▸ YOUR TASK
Which lines hold the word "screenshot"? Show each of them.

Records from a collection:
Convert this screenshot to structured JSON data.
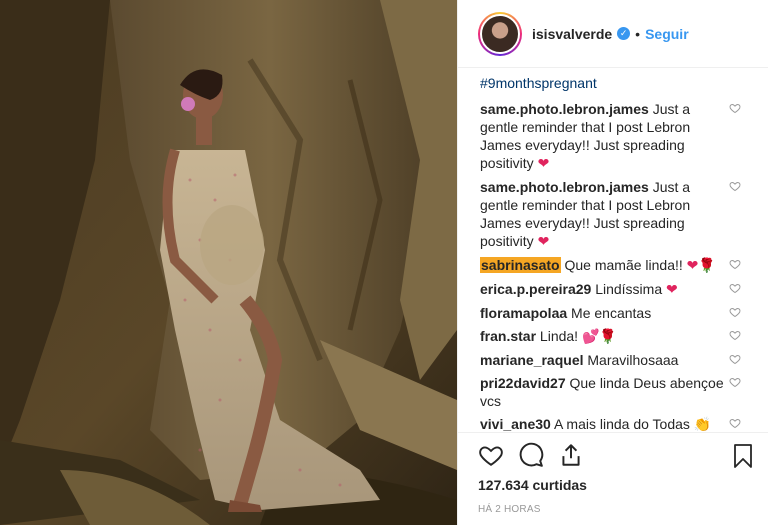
{
  "post": {
    "username": "isisvalverde",
    "separator": "•",
    "follow_label": "Seguir",
    "verified_mark": "✓"
  },
  "caption": "#9monthspregnant",
  "comments": [
    {
      "user": "same.photo.lebron.james",
      "text": "Just a gentle reminder that I post Lebron James everyday!! Just spreading positivity",
      "emoji": "❤",
      "highlight": false
    },
    {
      "user": "same.photo.lebron.james",
      "text": "Just a gentle reminder that I post Lebron James everyday!! Just spreading positivity",
      "emoji": "❤",
      "highlight": false
    },
    {
      "user": "sabrinasato",
      "text": "Que mamãe linda!!",
      "emoji": "❤🌹",
      "highlight": true
    },
    {
      "user": "erica.p.pereira29",
      "text": "Lindíssima",
      "emoji": "❤",
      "highlight": false
    },
    {
      "user": "floramapolaa",
      "text": "Me encantas",
      "emoji": "",
      "highlight": false
    },
    {
      "user": "fran.star",
      "text": "Linda!",
      "emoji": "💕🌹",
      "highlight": false
    },
    {
      "user": "mariane_raquel",
      "text": "Maravilhosaaa",
      "emoji": "",
      "highlight": false
    },
    {
      "user": "pri22david27",
      "text": "Que linda Deus abençoe vcs",
      "emoji": "",
      "highlight": false
    },
    {
      "user": "vivi_ane30",
      "text": "A mais linda do Todas",
      "emoji": "👏 👏😍😘",
      "highlight": false
    }
  ],
  "likes": "127.634 curtidas",
  "time": "HÁ 2 HORAS",
  "icons": {
    "like": "heart-icon",
    "comment": "comment-icon",
    "share": "share-icon",
    "save": "bookmark-icon",
    "comment_like": "heart-icon"
  },
  "colors": {
    "link": "#3897f0",
    "hashtag": "#003569",
    "highlight": "#f5a623",
    "muted": "#999999"
  }
}
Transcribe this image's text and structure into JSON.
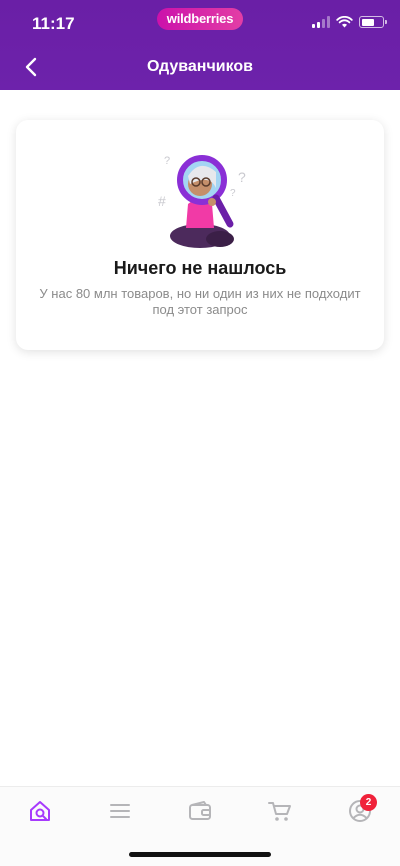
{
  "status_bar": {
    "time": "11:17",
    "logo_text": "wildberries"
  },
  "header": {
    "title": "Одуванчиков",
    "background_color": "#6b1fa8"
  },
  "empty_state": {
    "title": "Ничего не нашлось",
    "description": "У нас 80 млн товаров, но ни один из них не подходит под этот запрос",
    "illustration": "woman-with-magnifier-illustration"
  },
  "tab_bar": {
    "items": [
      {
        "icon": "home-search-icon",
        "active": true
      },
      {
        "icon": "menu-icon",
        "active": false
      },
      {
        "icon": "wallet-icon",
        "active": false
      },
      {
        "icon": "cart-icon",
        "active": false
      },
      {
        "icon": "profile-icon",
        "active": false
      }
    ],
    "profile_badge": "2",
    "active_color": "#a73afd",
    "inactive_color": "#b5b5b8",
    "badge_color": "#f0223a"
  }
}
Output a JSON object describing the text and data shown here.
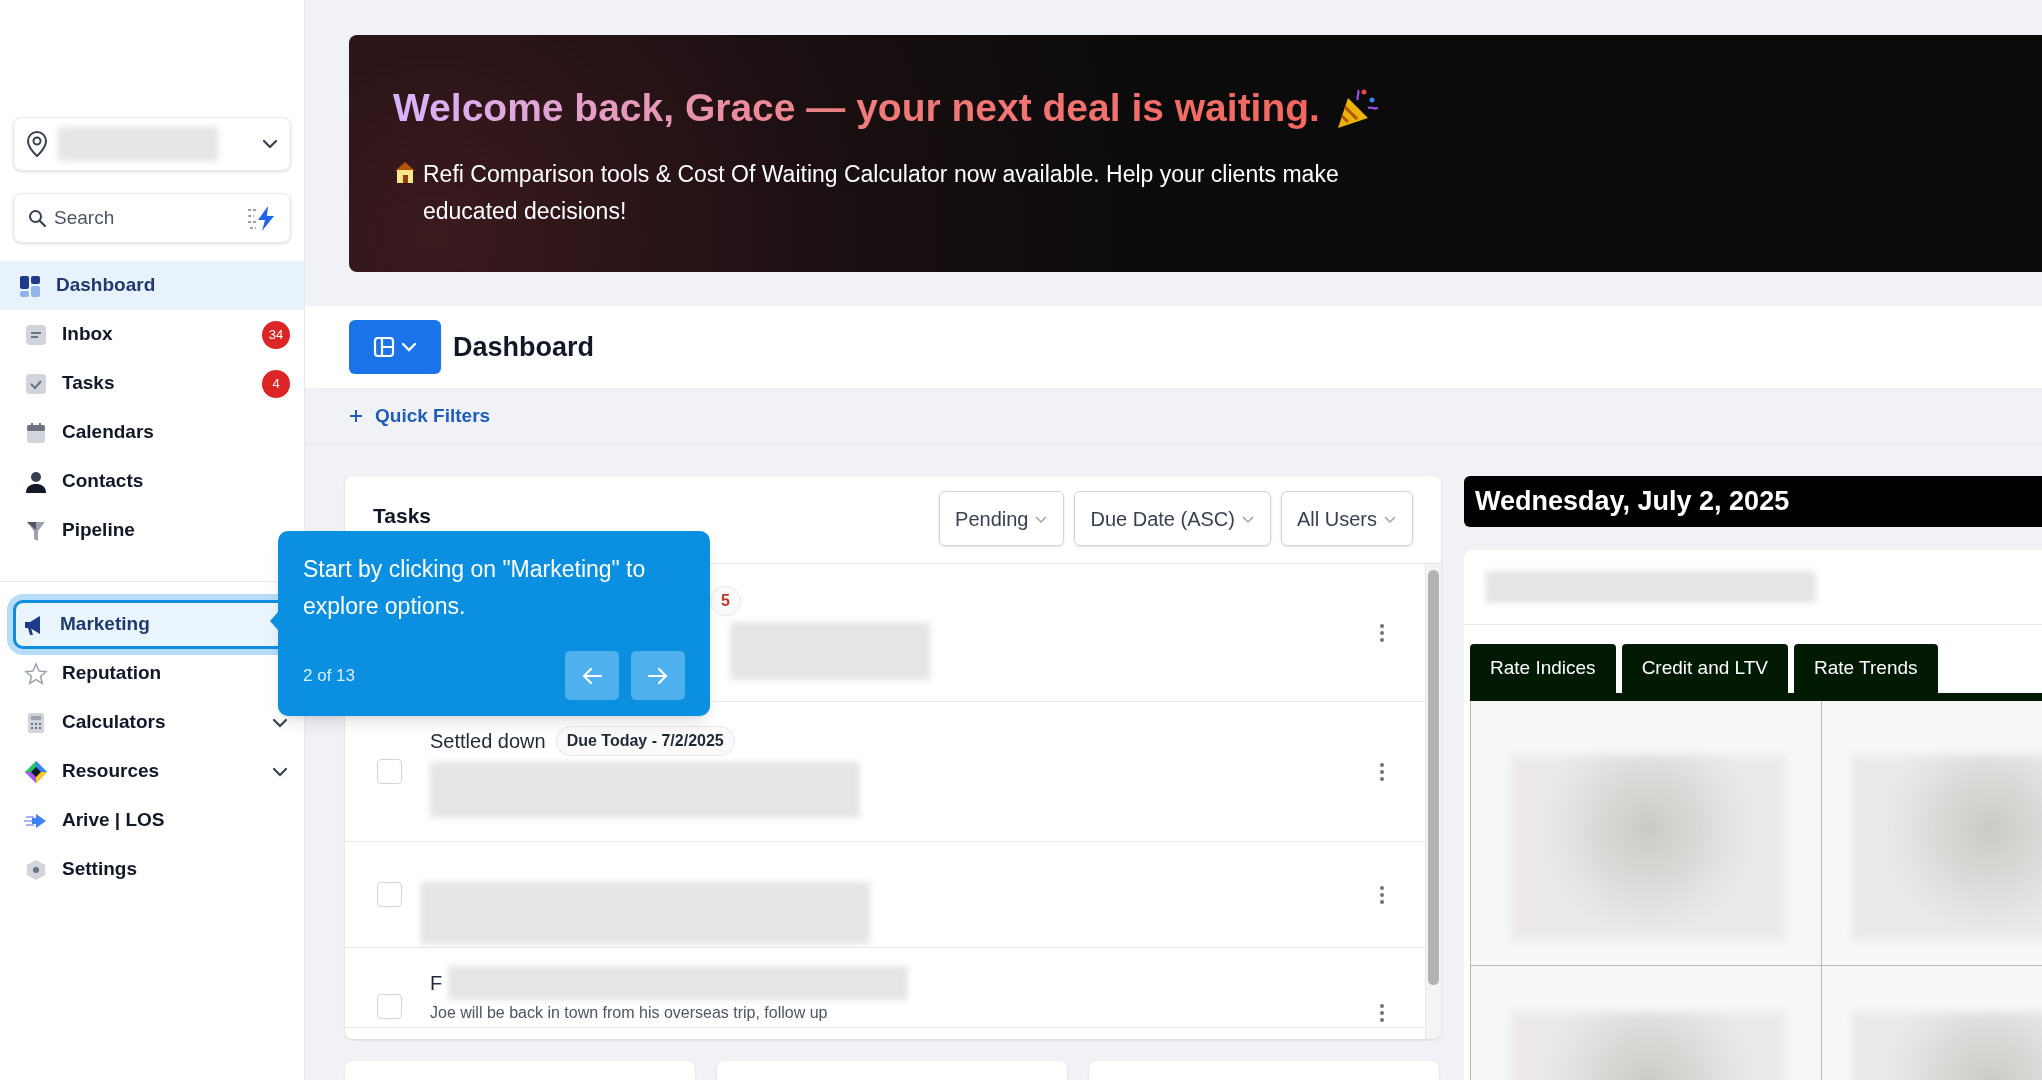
{
  "sidebar": {
    "location_selector": {
      "expanded": false
    },
    "search": {
      "placeholder": "Search"
    },
    "items": [
      {
        "label": "Dashboard",
        "selected": true,
        "highlighted": false,
        "has_submenu": false
      },
      {
        "label": "Inbox",
        "selected": false,
        "highlighted": false,
        "badge": "34",
        "has_submenu": false
      },
      {
        "label": "Tasks",
        "selected": false,
        "highlighted": false,
        "badge": "4",
        "has_submenu": false
      },
      {
        "label": "Calendars",
        "selected": false,
        "highlighted": false,
        "has_submenu": false
      },
      {
        "label": "Contacts",
        "selected": false,
        "highlighted": false,
        "has_submenu": false
      },
      {
        "label": "Pipeline",
        "selected": false,
        "highlighted": false,
        "has_submenu": false
      },
      {
        "label": "Marketing",
        "selected": false,
        "highlighted": true,
        "has_submenu": false
      },
      {
        "label": "Reputation",
        "selected": false,
        "highlighted": false,
        "has_submenu": false
      },
      {
        "label": "Calculators",
        "selected": false,
        "highlighted": false,
        "has_submenu": true
      },
      {
        "label": "Resources",
        "selected": false,
        "highlighted": false,
        "has_submenu": true
      },
      {
        "label": "Arive | LOS",
        "selected": false,
        "highlighted": false,
        "has_submenu": false
      },
      {
        "label": "Settings",
        "selected": false,
        "highlighted": false,
        "has_submenu": false
      }
    ]
  },
  "banner": {
    "title": "Welcome back, Grace — your next deal is waiting.",
    "message": "Refi Comparison tools & Cost Of Waiting Calculator now available. Help your clients make educated decisions!"
  },
  "page_header": {
    "title": "Dashboard",
    "quick_filters": "Quick Filters"
  },
  "tasks": {
    "title": "Tasks",
    "filters": [
      "Pending",
      "Due Date (ASC)",
      "All Users"
    ],
    "rows": [
      {
        "badge": {
          "text": "5",
          "color": "#c0392b"
        }
      },
      {
        "title": "Settled down",
        "badge": {
          "text": "Due Today - 7/2/2025",
          "color": "#1f2937"
        },
        "checked": false
      },
      {
        "checked": false
      },
      {
        "title": "F",
        "description": "Joe will be back in town from his overseas trip, follow up",
        "checked": false
      }
    ]
  },
  "date_bar": "Wednesday, July 2, 2025",
  "rates": {
    "tabs": [
      {
        "label": "Rate Indices",
        "selected": false
      },
      {
        "label": "Credit and LTV",
        "selected": false
      },
      {
        "label": "Rate Trends",
        "selected": false
      }
    ]
  },
  "tour_tooltip": {
    "text": "Start by clicking on \"Marketing\" to explore options.",
    "step": "2 of 13"
  }
}
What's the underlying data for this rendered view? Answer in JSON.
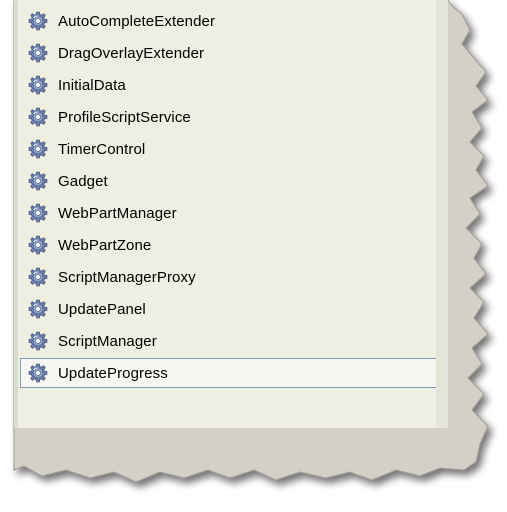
{
  "toolbox": {
    "items": [
      {
        "label": "AutoCompleteExtender",
        "icon": "gear-icon"
      },
      {
        "label": "DragOverlayExtender",
        "icon": "gear-icon"
      },
      {
        "label": "InitialData",
        "icon": "gear-icon"
      },
      {
        "label": "ProfileScriptService",
        "icon": "gear-icon"
      },
      {
        "label": "TimerControl",
        "icon": "gear-icon"
      },
      {
        "label": "Gadget",
        "icon": "gear-icon"
      },
      {
        "label": "WebPartManager",
        "icon": "gear-icon"
      },
      {
        "label": "WebPartZone",
        "icon": "gear-icon"
      },
      {
        "label": "ScriptManagerProxy",
        "icon": "gear-icon"
      },
      {
        "label": "UpdatePanel",
        "icon": "gear-icon"
      },
      {
        "label": "ScriptManager",
        "icon": "gear-icon"
      },
      {
        "label": "UpdateProgress",
        "icon": "gear-icon"
      }
    ],
    "selected": "UpdateProgress"
  },
  "colors": {
    "list_background": "#eeeee2",
    "selection_border": "#7f9db9",
    "panel_gray": "#d4d0c8"
  }
}
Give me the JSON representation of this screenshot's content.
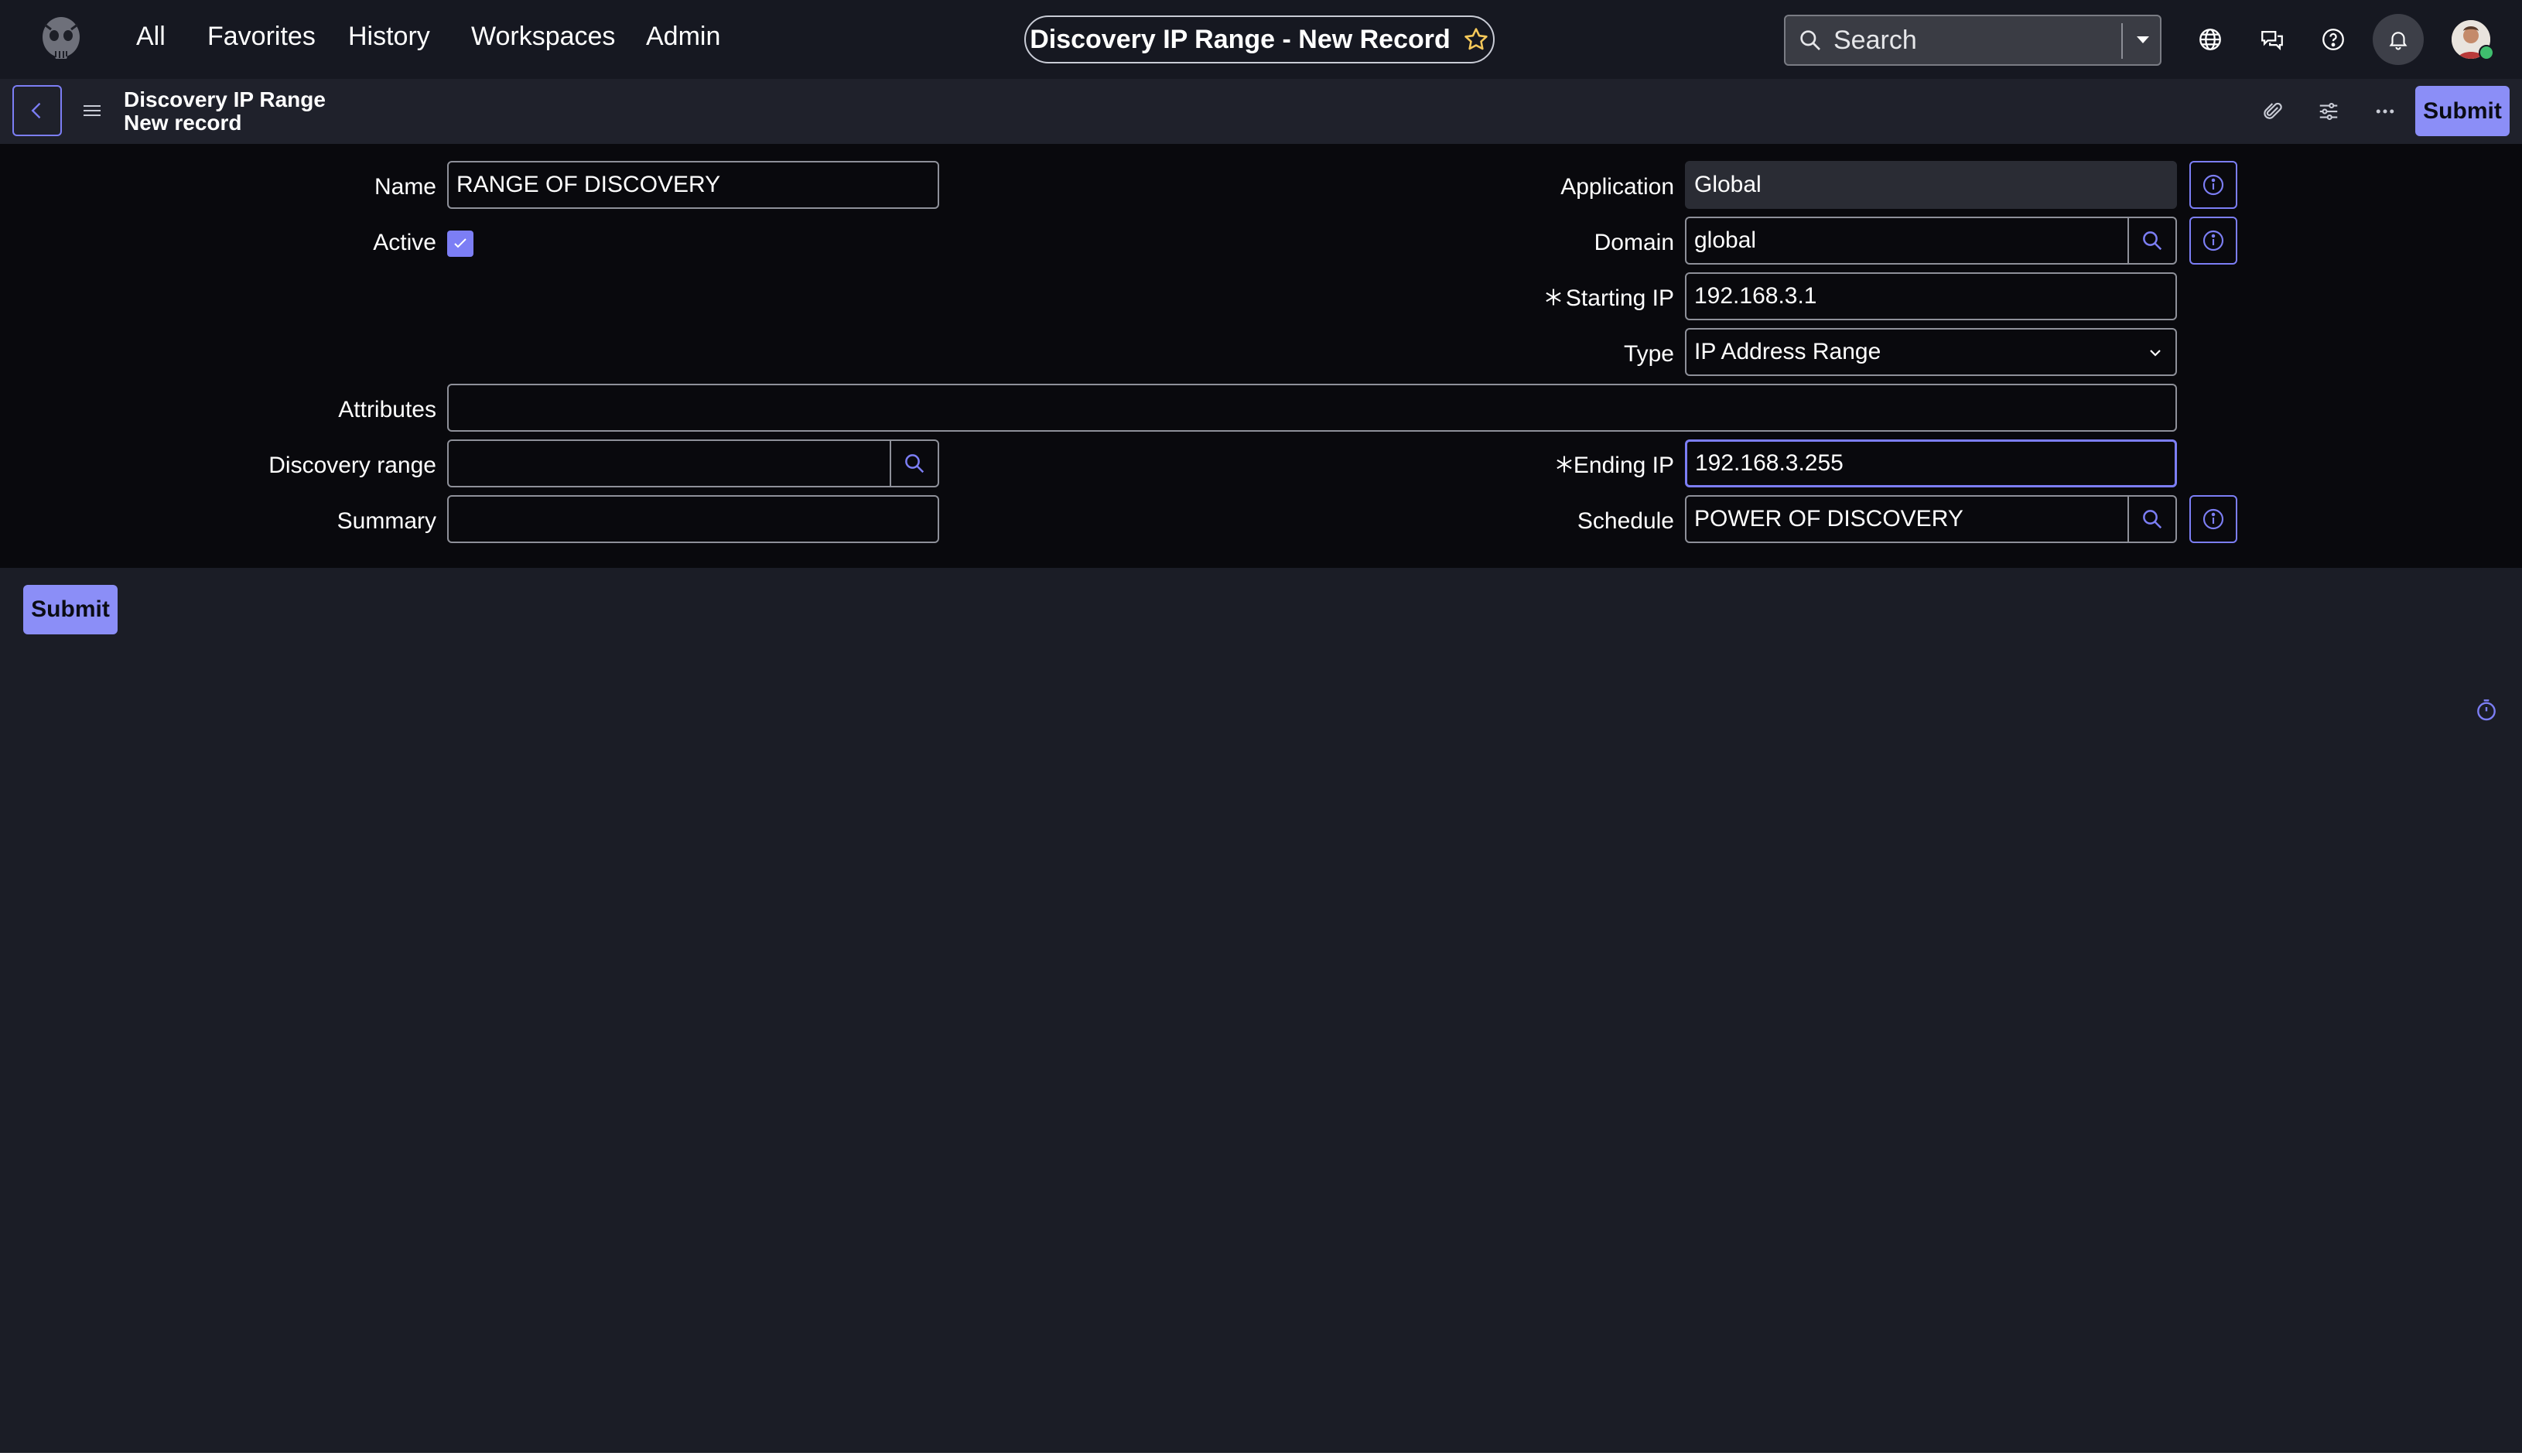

▸ CORRECT RESPONSE
Convert this screenshot to structured JSON data.
Give me the JSON representation of this screenshot's content.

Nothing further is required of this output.